▽

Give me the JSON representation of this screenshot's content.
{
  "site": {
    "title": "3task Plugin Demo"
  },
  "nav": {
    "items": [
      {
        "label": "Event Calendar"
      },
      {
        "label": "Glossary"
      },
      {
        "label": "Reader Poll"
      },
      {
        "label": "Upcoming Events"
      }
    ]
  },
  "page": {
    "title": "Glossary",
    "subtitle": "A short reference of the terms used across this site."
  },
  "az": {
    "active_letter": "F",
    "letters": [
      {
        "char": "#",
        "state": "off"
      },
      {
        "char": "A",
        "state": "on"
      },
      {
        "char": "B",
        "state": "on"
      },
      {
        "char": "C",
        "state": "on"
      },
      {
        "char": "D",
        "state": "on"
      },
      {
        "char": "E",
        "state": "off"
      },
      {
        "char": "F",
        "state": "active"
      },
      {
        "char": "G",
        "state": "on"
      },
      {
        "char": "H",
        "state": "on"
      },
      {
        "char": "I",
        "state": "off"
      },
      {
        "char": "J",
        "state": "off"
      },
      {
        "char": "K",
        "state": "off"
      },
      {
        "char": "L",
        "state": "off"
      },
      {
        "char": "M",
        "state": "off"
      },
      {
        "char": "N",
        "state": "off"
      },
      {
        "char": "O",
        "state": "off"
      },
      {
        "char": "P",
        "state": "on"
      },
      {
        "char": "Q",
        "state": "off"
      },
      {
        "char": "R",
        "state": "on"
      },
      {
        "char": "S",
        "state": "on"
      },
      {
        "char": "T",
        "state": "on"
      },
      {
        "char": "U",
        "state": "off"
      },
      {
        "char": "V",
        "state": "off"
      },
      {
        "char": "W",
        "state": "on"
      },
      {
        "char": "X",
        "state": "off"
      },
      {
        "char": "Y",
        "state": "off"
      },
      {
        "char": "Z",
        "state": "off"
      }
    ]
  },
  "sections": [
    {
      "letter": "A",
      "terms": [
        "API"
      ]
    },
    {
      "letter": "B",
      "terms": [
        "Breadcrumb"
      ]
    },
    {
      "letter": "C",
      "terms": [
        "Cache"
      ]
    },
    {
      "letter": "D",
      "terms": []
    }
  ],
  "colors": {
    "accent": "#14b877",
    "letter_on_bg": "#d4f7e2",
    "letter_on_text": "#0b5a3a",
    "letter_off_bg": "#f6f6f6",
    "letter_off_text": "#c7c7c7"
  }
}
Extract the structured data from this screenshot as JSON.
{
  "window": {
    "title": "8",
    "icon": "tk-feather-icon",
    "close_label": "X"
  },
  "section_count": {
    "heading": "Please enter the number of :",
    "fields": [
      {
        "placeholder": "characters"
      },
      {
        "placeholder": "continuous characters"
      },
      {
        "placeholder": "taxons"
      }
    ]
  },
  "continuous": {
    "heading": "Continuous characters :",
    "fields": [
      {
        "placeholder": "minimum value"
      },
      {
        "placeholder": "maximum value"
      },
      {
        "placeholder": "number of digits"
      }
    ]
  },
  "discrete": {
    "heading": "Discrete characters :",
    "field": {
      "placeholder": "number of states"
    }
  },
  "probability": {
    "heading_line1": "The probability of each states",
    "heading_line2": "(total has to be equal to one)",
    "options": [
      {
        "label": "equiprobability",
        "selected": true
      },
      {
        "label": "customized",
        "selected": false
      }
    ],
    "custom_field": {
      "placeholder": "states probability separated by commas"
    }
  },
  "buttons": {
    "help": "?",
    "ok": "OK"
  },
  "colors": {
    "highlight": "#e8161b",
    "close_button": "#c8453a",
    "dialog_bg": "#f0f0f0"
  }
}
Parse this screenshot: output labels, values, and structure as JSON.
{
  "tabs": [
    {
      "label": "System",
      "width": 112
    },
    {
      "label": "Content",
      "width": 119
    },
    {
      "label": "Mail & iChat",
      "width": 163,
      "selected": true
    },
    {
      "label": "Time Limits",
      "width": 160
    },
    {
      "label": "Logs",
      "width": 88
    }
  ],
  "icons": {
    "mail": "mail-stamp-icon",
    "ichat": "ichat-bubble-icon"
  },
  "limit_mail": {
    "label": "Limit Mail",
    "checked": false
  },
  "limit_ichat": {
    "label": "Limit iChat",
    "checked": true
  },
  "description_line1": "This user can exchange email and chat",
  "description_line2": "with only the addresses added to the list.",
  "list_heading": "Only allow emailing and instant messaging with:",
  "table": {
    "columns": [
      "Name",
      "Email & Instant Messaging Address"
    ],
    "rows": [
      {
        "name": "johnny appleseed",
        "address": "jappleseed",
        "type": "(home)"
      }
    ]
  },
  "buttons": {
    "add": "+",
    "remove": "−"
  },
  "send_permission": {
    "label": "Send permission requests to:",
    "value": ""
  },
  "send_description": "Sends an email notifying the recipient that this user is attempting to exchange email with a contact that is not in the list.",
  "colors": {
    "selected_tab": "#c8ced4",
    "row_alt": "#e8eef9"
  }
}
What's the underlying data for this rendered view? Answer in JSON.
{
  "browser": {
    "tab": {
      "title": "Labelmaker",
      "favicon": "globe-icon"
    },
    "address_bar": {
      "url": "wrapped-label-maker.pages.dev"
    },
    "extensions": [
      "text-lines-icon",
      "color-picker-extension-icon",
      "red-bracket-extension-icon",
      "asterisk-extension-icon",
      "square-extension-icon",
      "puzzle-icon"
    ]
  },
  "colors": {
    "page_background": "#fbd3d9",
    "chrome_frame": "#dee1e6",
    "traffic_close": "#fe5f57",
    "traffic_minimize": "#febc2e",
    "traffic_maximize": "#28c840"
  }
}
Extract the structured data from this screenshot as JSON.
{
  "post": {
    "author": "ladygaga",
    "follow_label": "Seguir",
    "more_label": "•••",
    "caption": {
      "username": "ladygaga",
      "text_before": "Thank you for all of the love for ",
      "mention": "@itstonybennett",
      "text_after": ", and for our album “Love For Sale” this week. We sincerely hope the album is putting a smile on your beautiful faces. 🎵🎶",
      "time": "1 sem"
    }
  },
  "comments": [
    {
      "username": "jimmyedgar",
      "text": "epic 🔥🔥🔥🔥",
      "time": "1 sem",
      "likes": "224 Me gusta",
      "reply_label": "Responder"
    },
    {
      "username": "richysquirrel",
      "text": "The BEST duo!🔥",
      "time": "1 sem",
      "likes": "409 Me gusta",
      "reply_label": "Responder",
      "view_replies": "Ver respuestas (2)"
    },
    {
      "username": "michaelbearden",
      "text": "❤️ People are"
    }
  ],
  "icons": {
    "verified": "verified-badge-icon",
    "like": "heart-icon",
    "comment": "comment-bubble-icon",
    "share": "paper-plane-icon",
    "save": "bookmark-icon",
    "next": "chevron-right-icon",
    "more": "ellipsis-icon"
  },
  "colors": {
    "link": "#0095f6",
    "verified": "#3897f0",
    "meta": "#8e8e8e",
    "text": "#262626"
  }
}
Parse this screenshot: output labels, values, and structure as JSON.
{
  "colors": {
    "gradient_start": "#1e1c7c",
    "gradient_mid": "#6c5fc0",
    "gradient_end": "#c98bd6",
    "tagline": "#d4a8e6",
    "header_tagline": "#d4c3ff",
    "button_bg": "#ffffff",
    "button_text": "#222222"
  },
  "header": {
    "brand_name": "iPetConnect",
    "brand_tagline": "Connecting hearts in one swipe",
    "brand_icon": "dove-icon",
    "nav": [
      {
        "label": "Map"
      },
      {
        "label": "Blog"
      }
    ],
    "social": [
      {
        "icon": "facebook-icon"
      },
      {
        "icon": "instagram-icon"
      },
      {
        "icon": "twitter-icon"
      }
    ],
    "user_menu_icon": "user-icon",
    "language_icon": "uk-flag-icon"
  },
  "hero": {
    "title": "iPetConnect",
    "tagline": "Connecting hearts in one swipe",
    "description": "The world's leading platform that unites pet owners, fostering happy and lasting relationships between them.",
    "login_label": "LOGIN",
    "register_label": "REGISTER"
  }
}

△

> Problem description
List each line holding the string "true".

> Response to this task
        "selected": true
      "selected": true
    "checked": true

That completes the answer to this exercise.